Answer with one number: the count of lines in this material that hold the word "Threat".

#### Given entries:

— Begin —

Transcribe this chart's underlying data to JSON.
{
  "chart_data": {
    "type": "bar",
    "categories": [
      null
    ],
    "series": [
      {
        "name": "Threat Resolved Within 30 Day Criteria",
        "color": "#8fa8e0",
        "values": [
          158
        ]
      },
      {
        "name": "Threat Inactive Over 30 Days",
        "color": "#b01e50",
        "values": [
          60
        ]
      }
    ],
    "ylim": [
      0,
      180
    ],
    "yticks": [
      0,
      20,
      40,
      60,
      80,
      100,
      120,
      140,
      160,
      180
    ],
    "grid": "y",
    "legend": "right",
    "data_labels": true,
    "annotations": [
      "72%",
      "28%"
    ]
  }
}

— End —

#### Solution to the problem:
2